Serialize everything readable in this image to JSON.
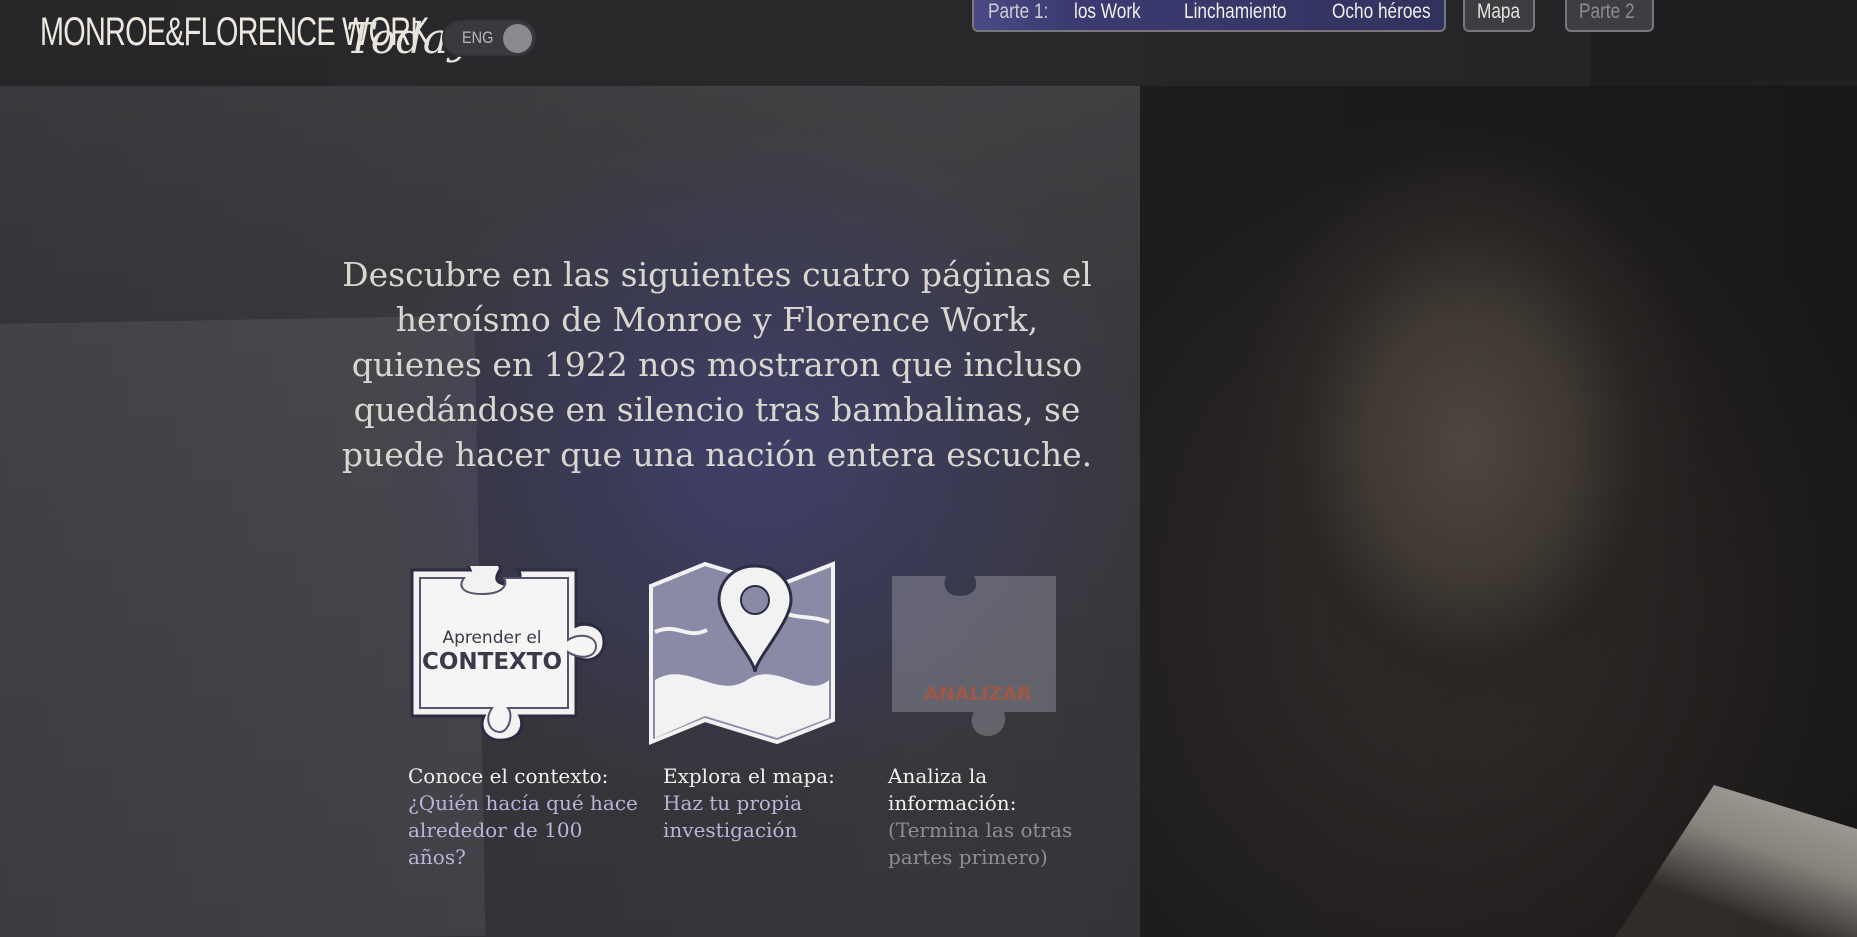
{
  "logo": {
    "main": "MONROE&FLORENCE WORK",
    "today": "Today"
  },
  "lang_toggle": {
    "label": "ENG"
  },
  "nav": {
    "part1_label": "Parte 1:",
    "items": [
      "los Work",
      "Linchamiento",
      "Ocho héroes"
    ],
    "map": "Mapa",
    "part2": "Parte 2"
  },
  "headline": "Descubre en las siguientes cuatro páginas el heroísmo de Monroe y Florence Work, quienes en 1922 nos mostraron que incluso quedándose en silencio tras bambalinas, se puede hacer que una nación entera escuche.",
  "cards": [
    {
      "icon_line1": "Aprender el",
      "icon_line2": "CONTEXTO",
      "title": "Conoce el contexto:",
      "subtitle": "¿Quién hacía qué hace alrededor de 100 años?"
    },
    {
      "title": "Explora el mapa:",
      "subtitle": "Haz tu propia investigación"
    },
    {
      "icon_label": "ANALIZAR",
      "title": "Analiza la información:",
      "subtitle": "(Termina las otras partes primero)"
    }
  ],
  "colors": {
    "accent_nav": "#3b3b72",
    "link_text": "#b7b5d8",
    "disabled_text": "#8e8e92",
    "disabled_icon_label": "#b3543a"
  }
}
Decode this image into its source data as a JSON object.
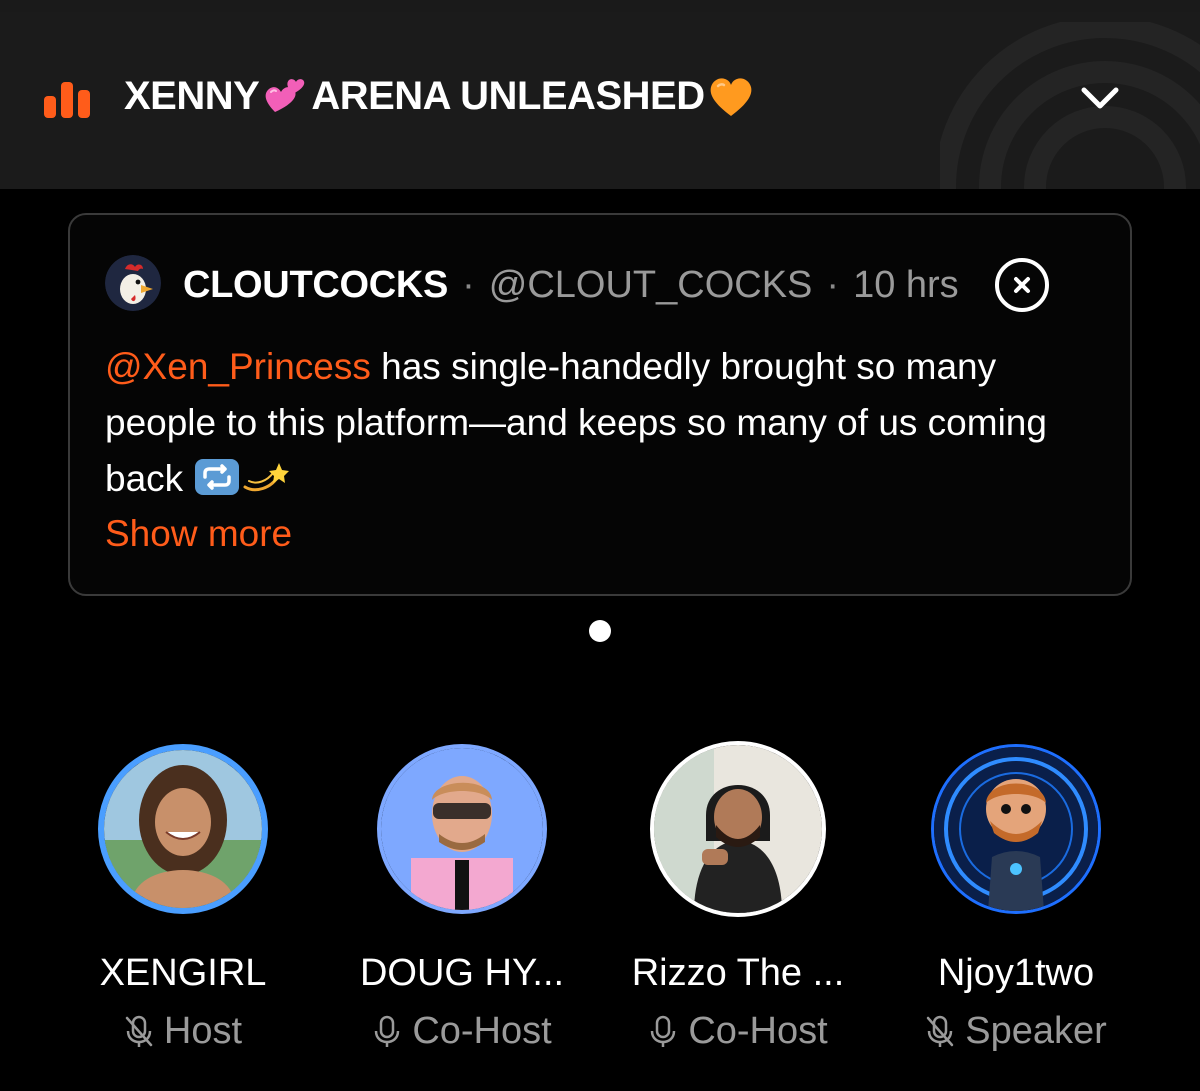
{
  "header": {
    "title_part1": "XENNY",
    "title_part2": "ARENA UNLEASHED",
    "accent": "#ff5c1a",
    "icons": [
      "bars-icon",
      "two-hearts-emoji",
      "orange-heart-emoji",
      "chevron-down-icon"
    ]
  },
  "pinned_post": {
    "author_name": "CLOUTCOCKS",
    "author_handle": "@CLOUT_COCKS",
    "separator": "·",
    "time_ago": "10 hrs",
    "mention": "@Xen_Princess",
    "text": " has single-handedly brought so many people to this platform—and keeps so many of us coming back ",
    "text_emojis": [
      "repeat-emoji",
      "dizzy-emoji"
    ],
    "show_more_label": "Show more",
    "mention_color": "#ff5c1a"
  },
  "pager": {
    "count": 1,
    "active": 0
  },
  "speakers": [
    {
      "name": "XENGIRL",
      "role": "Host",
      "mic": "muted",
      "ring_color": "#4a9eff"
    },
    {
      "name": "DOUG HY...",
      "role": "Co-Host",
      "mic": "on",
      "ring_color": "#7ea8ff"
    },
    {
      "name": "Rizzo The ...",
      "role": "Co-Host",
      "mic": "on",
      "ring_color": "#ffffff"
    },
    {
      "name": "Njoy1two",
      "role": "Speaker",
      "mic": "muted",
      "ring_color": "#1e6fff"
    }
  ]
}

# Problem requirements
Pull every line containing "subtitle" out of the data above.

# Answer for the task
      "subtitle": "¿Quién hacía qué hace alrededor de 100 años?"
      "subtitle": "Haz tu propia investigación"
      "subtitle": "(Termina las otras partes primero)"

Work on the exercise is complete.